[Stored items]
____________________

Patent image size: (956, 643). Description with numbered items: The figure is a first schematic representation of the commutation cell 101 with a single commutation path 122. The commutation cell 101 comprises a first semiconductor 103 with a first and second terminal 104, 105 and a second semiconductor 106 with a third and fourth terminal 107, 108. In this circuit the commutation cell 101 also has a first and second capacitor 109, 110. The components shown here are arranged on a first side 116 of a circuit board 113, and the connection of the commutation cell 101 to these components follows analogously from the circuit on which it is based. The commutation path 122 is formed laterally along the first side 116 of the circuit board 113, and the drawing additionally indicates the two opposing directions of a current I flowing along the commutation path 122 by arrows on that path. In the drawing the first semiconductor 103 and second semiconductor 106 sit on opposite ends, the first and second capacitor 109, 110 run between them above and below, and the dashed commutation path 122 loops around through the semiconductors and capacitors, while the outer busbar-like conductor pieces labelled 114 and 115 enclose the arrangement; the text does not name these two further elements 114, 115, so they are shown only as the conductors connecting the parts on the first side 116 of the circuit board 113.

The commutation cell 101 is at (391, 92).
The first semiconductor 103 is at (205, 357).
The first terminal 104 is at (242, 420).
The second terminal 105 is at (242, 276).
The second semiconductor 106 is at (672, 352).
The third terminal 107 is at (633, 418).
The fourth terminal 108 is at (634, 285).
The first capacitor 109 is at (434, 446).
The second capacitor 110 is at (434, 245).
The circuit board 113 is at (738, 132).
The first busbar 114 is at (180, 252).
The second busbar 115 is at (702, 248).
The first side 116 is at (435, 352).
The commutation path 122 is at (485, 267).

____________________

_What the exercise asks_.
Begin at the start of the records and stop after the line containing "The fourth terminal 108 is at (634, 285).". Rewrite those lines with "schematic representation" changed to "schematic view", leaving everything else as it is.

_Complete response_.
Patent image size: (956, 643). Description with numbered items: The figure is a first schematic view of the commutation cell 101 with a single commutation path 122. The commutation cell 101 comprises a first semiconductor 103 with a first and second terminal 104, 105 and a second semiconductor 106 with a third and fourth terminal 107, 108. In this circuit the commutation cell 101 also has a first and second capacitor 109, 110. The components shown here are arranged on a first side 116 of a circuit board 113, and the connection of the commutation cell 101 to these components follows analogously from the circuit on which it is based. The commutation path 122 is formed laterally along the first side 116 of the circuit board 113, and the drawing additionally indicates the two opposing directions of a current I flowing along the commutation path 122 by arrows on that path. In the drawing the first semiconductor 103 and second semiconductor 106 sit on opposite ends, the first and second capacitor 109, 110 run between them above and below, and the dashed commutation path 122 loops around through the semiconductors and capacitors, while the outer busbar-like conductor pieces labelled 114 and 115 enclose the arrangement; the text does not name these two further elements 114, 115, so they are shown only as the conductors connecting the parts on the first side 116 of the circuit board 113.

The commutation cell 101 is at (391, 92).
The first semiconductor 103 is at (205, 357).
The first terminal 104 is at (242, 420).
The second terminal 105 is at (242, 276).
The second semiconductor 106 is at (672, 352).
The third terminal 107 is at (633, 418).
The fourth terminal 108 is at (634, 285).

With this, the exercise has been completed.